### EXERCISE DESCRIPTION
Extract the whole listing as it stands. Do not include the pictures.

---

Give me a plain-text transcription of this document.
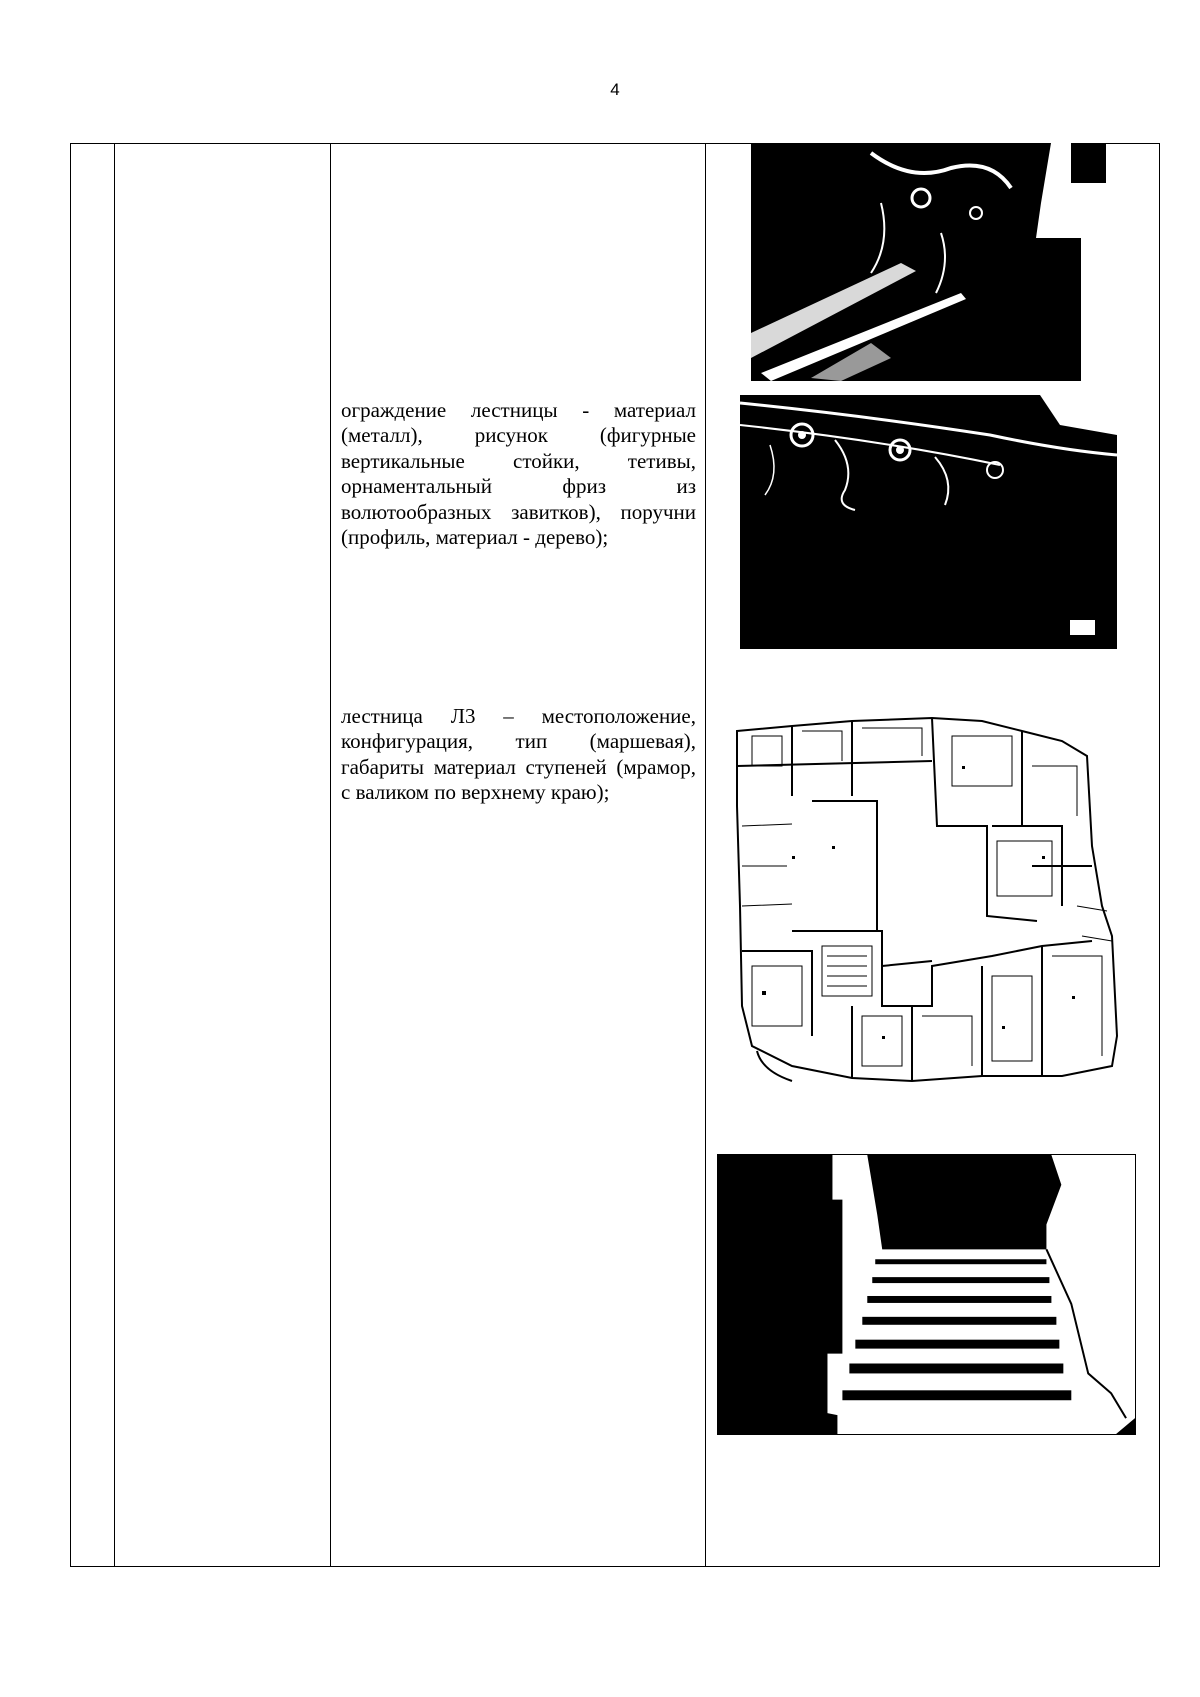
4

ограждение лестницы - материал (металл), рисунок (фигурные вертикальные стойки, тетивы, орнаментальный фриз из волютообразных завитков), поручни (профиль, материал - дерево);

лестница Л3 – местоположение, конфигурация, тип (маршевая), габариты материал ступеней (мрамор, с валиком по верхнему краю);
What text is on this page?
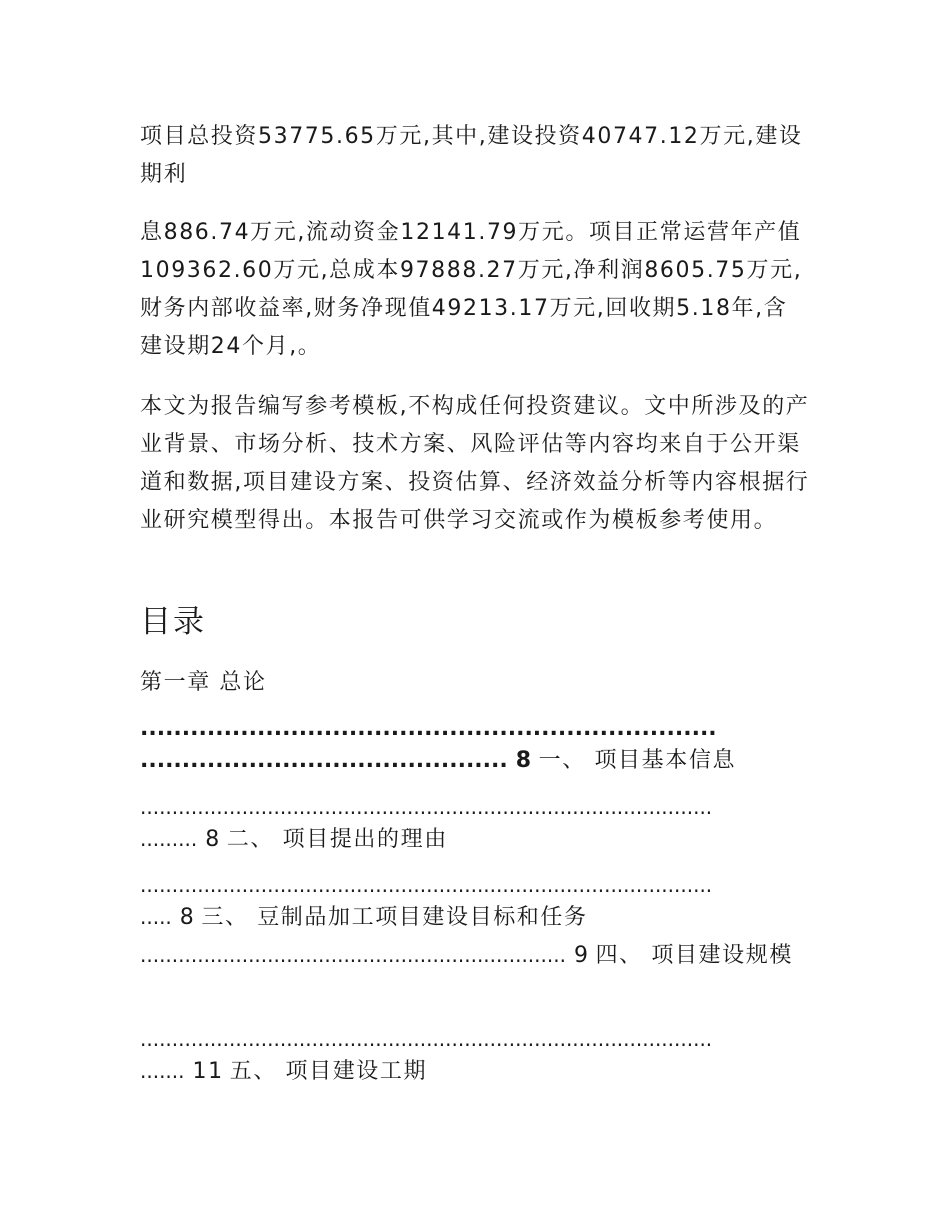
项目总投资53775.65万元,其中,建设投资40747.12万元,建设期利

息886.74万元,流动资金12141.79万元。项目正常运营年产值109362.60万元,总成本97888.27万元,净利润8605.75万元,财务内部收益率,财务净现值49213.17万元,回收期5.18年,含建设期24个月,。

本文为报告编写参考模板,不构成任何投资建议。文中所涉及的产业背景、市场分析、技术方案、风险评估等内容均来自于公开渠道和数据,项目建设方案、投资估算、经济效益分析等内容根据行业研究模型得出。本报告可供学习交流或作为模板参考使用。

目录
第一章 总论
.....................................................................
............................................ 8 一、 项目基本信息
..........................................................................................
......... 8 二、 项目提出的理由
..........................................................................................
..... 8 三、 豆制品加工项目建设目标和任务
................................................................... 9 四、 项目建设规模
..........................................................................................
....... 11 五、 项目建设工期
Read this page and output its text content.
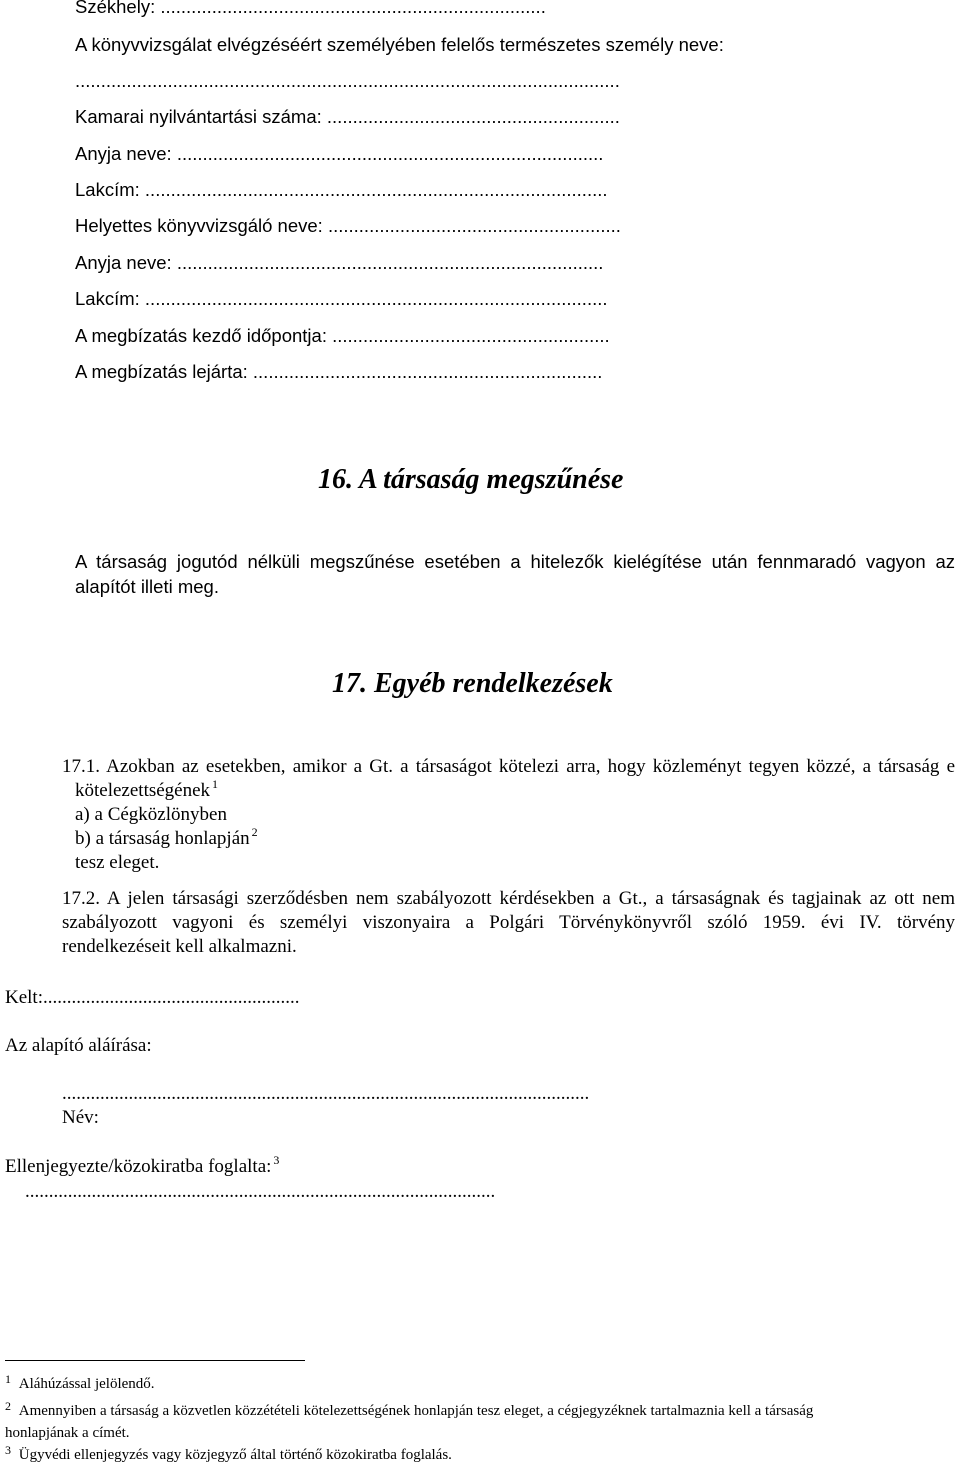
Székhely: ...........................................................................
A könyvvizsgálat elvégzéséért személyében felelős természetes személy neve:
..........................................................................................................
Kamarai nyilvántartási száma: .........................................................
Anyja neve: ...................................................................................
Lakcím: ..........................................................................................
Helyettes könyvvizsgáló neve: .........................................................
Anyja neve: ...................................................................................
Lakcím: ..........................................................................................
A megbízatás kezdő időpontja: ......................................................
A megbízatás lejárta: ....................................................................
16. A társaság megszűnése
A társaság jogutód nélküli megszűnése esetében a hitelezők kielégítése után fennmaradó vagyon az
alapítót illeti meg.
17. Egyéb rendelkezések
17.1. Azokban az esetekben, amikor a Gt. a társaságot kötelezi arra, hogy közleményt tegyen közzé, a társaság e
kötelezettségének $^1$
a) a Cégközlönyben
b) a társaság honlapján $^2$
tesz eleget.
17.2. A jelen társasági szerződésben nem szabályozott kérdésekben a Gt., a társaságnak és tagjainak az ott nem
szabályozott vagyoni és személyi viszonyaira a Polgári Törvénykönyvről szóló 1959. évi IV. törvény
rendelkezéseit kell alkalmazni.
Kelt:......................................................
Az alapító aláírása:
...............................................................................................................
Név:
Ellenjegyezte/közokiratba foglalta: $^3$
...................................................................................................
$^1$ Aláhúzással jelölendő.
$^2$ Amennyiben a társaság a közvetlen közzétételi kötelezettségének honlapján tesz eleget, a cégjegyzéknek tartalmaznia kell a társaság
honlapjának a címét.
$^3$ Ügyvédi ellenjegyzés vagy közjegyző által történő közokiratba foglalás.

---

### RESULT OF THE EXERCISE
Give me a plain-text transcription of this document.
4

ограждение лестницы - материал (металл), рисунок (фигурные вертикальные стойки, тетивы, орнаментальный фриз из волютообразных завитков), поручни (профиль, материал - дерево);

лестница Л3 – местоположение, конфигурация, тип (маршевая), габариты материал ступеней (мрамор, с валиком по верхнему краю);
What text is on this page?
项目总投资53775.65万元,其中,建设投资40747.12万元,建设期利

息886.74万元,流动资金12141.79万元。项目正常运营年产值109362.60万元,总成本97888.27万元,净利润8605.75万元,财务内部收益率,财务净现值49213.17万元,回收期5.18年,含建设期24个月,。

本文为报告编写参考模板,不构成任何投资建议。文中所涉及的产业背景、市场分析、技术方案、风险评估等内容均来自于公开渠道和数据,项目建设方案、投资估算、经济效益分析等内容根据行业研究模型得出。本报告可供学习交流或作为模板参考使用。

目录
第一章 总论
.....................................................................
............................................ 8 一、 项目基本信息
..........................................................................................
......... 8 二、 项目提出的理由
..........................................................................................
..... 8 三、 豆制品加工项目建设目标和任务
................................................................... 9 四、 项目建设规模
..........................................................................................
....... 11 五、 项目建设工期
Read this page and output its text content.
Székhely: ...........................................................................
A könyvvizsgálat elvégzéséért személyében felelős természetes személy neve:
..........................................................................................................
Kamarai nyilvántartási száma: .........................................................
Anyja neve: ...................................................................................
Lakcím: ..........................................................................................
Helyettes könyvvizsgáló neve: .........................................................
Anyja neve: ...................................................................................
Lakcím: ..........................................................................................
A megbízatás kezdő időpontja: ......................................................
A megbízatás lejárta: ....................................................................
16. A társaság megszűnése
A társaság jogutód nélküli megszűnése esetében a hitelezők kielégítése után fennmaradó vagyon az
alapítót illeti meg.
17. Egyéb rendelkezések
17.1. Azokban az esetekben, amikor a Gt. a társaságot kötelezi arra, hogy közleményt tegyen közzé, a társaság e
kötelezettségének $^1$
a) a Cégközlönyben
b) a társaság honlapján $^2$
tesz eleget.
17.2. A jelen társasági szerződésben nem szabályozott kérdésekben a Gt., a társaságnak és tagjainak az ott nem
szabályozott vagyoni és személyi viszonyaira a Polgári Törvénykönyvről szóló 1959. évi IV. törvény
rendelkezéseit kell alkalmazni.
Kelt:......................................................
Az alapító aláírása:
...............................................................................................................
Név:
Ellenjegyezte/közokiratba foglalta: $^3$
...................................................................................................
$^1$ Aláhúzással jelölendő.
$^2$ Amennyiben a társaság a közvetlen közzétételi kötelezettségének honlapján tesz eleget, a cégjegyzéknek tartalmaznia kell a társaság
honlapjának a címét.
$^3$ Ügyvédi ellenjegyzés vagy közjegyző által történő közokiratba foglalás.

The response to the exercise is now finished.